Records from a dataset:
******

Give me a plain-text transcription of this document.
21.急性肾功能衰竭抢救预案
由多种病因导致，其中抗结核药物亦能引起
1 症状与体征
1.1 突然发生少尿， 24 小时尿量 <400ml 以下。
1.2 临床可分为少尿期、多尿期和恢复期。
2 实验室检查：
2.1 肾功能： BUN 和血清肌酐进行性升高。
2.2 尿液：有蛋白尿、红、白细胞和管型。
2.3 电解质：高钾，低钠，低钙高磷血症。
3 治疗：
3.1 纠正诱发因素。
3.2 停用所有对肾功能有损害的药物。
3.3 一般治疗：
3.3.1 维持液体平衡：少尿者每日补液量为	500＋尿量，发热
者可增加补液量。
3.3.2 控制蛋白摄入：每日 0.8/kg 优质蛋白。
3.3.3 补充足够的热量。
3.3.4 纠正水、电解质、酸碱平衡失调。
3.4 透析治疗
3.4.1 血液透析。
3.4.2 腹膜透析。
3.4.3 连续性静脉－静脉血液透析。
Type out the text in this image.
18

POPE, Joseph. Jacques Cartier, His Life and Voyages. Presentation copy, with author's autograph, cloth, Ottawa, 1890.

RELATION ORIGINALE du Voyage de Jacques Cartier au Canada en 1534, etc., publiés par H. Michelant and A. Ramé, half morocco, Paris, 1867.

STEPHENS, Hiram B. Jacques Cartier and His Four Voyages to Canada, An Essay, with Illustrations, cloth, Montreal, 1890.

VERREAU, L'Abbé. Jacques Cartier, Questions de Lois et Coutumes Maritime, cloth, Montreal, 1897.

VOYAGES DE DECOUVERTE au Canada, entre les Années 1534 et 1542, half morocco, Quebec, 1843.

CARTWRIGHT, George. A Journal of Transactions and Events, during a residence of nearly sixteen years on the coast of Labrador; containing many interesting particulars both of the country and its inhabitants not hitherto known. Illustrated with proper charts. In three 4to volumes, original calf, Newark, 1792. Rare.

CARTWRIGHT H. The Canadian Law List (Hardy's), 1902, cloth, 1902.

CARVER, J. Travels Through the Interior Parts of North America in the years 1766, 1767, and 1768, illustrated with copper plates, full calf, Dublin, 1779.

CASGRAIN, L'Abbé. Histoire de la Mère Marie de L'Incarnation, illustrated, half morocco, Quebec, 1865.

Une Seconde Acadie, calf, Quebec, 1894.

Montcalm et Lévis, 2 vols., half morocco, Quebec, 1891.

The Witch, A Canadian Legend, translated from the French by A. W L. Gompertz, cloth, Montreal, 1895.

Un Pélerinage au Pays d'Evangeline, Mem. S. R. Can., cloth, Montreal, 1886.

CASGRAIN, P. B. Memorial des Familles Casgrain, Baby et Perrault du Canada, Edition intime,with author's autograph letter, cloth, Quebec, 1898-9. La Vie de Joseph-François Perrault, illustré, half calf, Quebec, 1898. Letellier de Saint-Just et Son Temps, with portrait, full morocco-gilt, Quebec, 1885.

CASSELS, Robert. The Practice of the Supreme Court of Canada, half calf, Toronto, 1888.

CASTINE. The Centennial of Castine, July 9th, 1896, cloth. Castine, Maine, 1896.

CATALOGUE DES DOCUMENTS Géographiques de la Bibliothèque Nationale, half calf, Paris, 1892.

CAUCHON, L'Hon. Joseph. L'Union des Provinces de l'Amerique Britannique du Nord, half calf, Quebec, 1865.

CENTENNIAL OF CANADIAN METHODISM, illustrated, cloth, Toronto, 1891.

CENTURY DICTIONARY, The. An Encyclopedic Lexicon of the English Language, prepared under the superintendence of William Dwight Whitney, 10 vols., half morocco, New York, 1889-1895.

******

● **Problem requirements**
Please quote the data above in full, with no line missing.

● **Response to this exercise**
Give me a plain-text transcription of this document.
21.急性肾功能衰竭抢救预案
由多种病因导致，其中抗结核药物亦能引起
1 症状与体征
1.1 突然发生少尿， 24 小时尿量 <400ml 以下。
1.2 临床可分为少尿期、多尿期和恢复期。
2 实验室检查：
2.1 肾功能： BUN 和血清肌酐进行性升高。
2.2 尿液：有蛋白尿、红、白细胞和管型。
2.3 电解质：高钾，低钠，低钙高磷血症。
3 治疗：
3.1 纠正诱发因素。
3.2 停用所有对肾功能有损害的药物。
3.3 一般治疗：
3.3.1 维持液体平衡：少尿者每日补液量为	500＋尿量，发热
者可增加补液量。
3.3.2 控制蛋白摄入：每日 0.8/kg 优质蛋白。
3.3.3 补充足够的热量。
3.3.4 纠正水、电解质、酸碱平衡失调。
3.4 透析治疗
3.4.1 血液透析。
3.4.2 腹膜透析。
3.4.3 连续性静脉－静脉血液透析。
Type out the text in this image.
18

POPE, Joseph. Jacques Cartier, His Life and Voyages. Presentation copy, with author's autograph, cloth, Ottawa, 1890.

RELATION ORIGINALE du Voyage de Jacques Cartier au Canada en 1534, etc., publiés par H. Michelant and A. Ramé, half morocco, Paris, 1867.

STEPHENS, Hiram B. Jacques Cartier and His Four Voyages to Canada, An Essay, with Illustrations, cloth, Montreal, 1890.

VERREAU, L'Abbé. Jacques Cartier, Questions de Lois et Coutumes Maritime, cloth, Montreal, 1897.

VOYAGES DE DECOUVERTE au Canada, entre les Années 1534 et 1542, half morocco, Quebec, 1843.

CARTWRIGHT, George. A Journal of Transactions and Events, during a residence of nearly sixteen years on the coast of Labrador; containing many interesting particulars both of the country and its inhabitants not hitherto known. Illustrated with proper charts. In three 4to volumes, original calf, Newark, 1792. Rare.

CARTWRIGHT H. The Canadian Law List (Hardy's), 1902, cloth, 1902.

CARVER, J. Travels Through the Interior Parts of North America in the years 1766, 1767, and 1768, illustrated with copper plates, full calf, Dublin, 1779.

CASGRAIN, L'Abbé. Histoire de la Mère Marie de L'Incarnation, illustrated, half morocco, Quebec, 1865.

Une Seconde Acadie, calf, Quebec, 1894.

Montcalm et Lévis, 2 vols., half morocco, Quebec, 1891.

The Witch, A Canadian Legend, translated from the French by A. W L. Gompertz, cloth, Montreal, 1895.

Un Pélerinage au Pays d'Evangeline, Mem. S. R. Can., cloth, Montreal, 1886.

CASGRAIN, P. B. Memorial des Familles Casgrain, Baby et Perrault du Canada, Edition intime,with author's autograph letter, cloth, Quebec, 1898-9. La Vie de Joseph-François Perrault, illustré, half calf, Quebec, 1898. Letellier de Saint-Just et Son Temps, with portrait, full morocco-gilt, Quebec, 1885.

CASSELS, Robert. The Practice of the Supreme Court of Canada, half calf, Toronto, 1888.

CASTINE. The Centennial of Castine, July 9th, 1896, cloth. Castine, Maine, 1896.

CATALOGUE DES DOCUMENTS Géographiques de la Bibliothèque Nationale, half calf, Paris, 1892.

CAUCHON, L'Hon. Joseph. L'Union des Provinces de l'Amerique Britannique du Nord, half calf, Quebec, 1865.

CENTENNIAL OF CANADIAN METHODISM, illustrated, cloth, Toronto, 1891.

CENTURY DICTIONARY, The. An Encyclopedic Lexicon of the English Language, prepared under the superintendence of William Dwight Whitney, 10 vols., half morocco, New York, 1889-1895.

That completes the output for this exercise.